Dataset items:

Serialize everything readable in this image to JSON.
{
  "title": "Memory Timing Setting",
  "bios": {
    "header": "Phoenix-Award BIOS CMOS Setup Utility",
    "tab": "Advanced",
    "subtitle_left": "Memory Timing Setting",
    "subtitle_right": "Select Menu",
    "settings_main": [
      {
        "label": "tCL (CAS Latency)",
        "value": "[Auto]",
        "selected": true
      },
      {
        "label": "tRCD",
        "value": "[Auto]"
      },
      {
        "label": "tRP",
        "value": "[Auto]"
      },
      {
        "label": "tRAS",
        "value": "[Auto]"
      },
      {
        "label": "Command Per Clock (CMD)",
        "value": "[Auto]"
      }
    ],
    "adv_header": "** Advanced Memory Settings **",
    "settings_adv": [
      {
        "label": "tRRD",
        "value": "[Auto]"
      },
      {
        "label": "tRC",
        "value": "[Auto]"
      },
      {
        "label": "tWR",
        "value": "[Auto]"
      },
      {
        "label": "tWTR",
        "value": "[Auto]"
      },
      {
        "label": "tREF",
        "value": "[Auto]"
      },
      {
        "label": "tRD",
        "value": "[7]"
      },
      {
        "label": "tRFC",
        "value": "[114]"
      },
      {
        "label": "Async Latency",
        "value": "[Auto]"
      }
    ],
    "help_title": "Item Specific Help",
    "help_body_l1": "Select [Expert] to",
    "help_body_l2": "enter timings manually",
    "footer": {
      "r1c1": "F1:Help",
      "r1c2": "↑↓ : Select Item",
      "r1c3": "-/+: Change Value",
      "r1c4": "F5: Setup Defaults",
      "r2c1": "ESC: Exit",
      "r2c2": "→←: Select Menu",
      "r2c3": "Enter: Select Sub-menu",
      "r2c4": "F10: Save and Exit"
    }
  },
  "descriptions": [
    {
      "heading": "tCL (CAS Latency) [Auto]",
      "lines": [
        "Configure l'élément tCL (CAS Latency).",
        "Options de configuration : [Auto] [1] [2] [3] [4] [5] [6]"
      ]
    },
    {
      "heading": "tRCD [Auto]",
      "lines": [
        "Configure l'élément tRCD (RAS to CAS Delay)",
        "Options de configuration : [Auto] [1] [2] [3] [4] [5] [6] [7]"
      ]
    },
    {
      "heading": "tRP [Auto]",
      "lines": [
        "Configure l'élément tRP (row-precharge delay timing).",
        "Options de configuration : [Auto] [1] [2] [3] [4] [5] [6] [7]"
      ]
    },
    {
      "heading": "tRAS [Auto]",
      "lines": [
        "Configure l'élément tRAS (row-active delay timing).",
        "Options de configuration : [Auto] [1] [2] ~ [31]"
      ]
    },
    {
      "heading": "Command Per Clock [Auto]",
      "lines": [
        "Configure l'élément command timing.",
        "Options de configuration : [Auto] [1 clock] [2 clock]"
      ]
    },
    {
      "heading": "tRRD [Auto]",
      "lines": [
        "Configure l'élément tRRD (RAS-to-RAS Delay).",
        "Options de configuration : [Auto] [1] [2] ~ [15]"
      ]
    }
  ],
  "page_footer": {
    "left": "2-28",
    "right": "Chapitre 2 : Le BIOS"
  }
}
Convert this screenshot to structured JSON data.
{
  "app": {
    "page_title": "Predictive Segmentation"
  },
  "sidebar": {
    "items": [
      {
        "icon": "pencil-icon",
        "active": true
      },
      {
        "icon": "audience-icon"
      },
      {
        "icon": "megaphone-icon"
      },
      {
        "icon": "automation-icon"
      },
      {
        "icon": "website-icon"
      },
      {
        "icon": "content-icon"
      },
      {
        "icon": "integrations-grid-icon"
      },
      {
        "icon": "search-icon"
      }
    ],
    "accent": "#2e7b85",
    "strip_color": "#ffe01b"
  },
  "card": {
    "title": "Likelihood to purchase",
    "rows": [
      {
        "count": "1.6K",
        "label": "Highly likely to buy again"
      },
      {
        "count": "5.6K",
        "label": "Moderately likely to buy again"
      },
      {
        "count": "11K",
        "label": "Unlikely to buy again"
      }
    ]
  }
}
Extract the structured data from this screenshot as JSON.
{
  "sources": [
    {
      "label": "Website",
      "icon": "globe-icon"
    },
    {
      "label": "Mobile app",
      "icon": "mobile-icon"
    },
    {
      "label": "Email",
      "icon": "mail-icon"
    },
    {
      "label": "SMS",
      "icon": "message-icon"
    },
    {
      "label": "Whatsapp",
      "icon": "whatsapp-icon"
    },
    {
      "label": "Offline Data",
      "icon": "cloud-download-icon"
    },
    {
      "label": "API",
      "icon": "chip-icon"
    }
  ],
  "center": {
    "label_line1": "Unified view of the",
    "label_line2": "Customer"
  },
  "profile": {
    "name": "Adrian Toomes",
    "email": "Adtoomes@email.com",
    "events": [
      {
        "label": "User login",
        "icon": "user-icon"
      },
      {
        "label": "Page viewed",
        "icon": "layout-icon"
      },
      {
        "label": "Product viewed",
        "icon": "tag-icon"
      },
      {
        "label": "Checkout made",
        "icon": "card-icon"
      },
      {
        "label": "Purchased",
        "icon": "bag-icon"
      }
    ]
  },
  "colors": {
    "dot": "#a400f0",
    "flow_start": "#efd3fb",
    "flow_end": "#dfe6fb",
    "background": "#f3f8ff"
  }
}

### Task requirements
Your answer should consist only of the lines from the one with "Extract the structured" through the end of the data above, reproduced exactly.

### Finished answer
Extract the structured data from this screenshot as JSON.
{
  "sources": [
    {
      "label": "Website",
      "icon": "globe-icon"
    },
    {
      "label": "Mobile app",
      "icon": "mobile-icon"
    },
    {
      "label": "Email",
      "icon": "mail-icon"
    },
    {
      "label": "SMS",
      "icon": "message-icon"
    },
    {
      "label": "Whatsapp",
      "icon": "whatsapp-icon"
    },
    {
      "label": "Offline Data",
      "icon": "cloud-download-icon"
    },
    {
      "label": "API",
      "icon": "chip-icon"
    }
  ],
  "center": {
    "label_line1": "Unified view of the",
    "label_line2": "Customer"
  },
  "profile": {
    "name": "Adrian Toomes",
    "email": "Adtoomes@email.com",
    "events": [
      {
        "label": "User login",
        "icon": "user-icon"
      },
      {
        "label": "Page viewed",
        "icon": "layout-icon"
      },
      {
        "label": "Product viewed",
        "icon": "tag-icon"
      },
      {
        "label": "Checkout made",
        "icon": "card-icon"
      },
      {
        "label": "Purchased",
        "icon": "bag-icon"
      }
    ]
  },
  "colors": {
    "dot": "#a400f0",
    "flow_start": "#efd3fb",
    "flow_end": "#dfe6fb",
    "background": "#f3f8ff"
  }
}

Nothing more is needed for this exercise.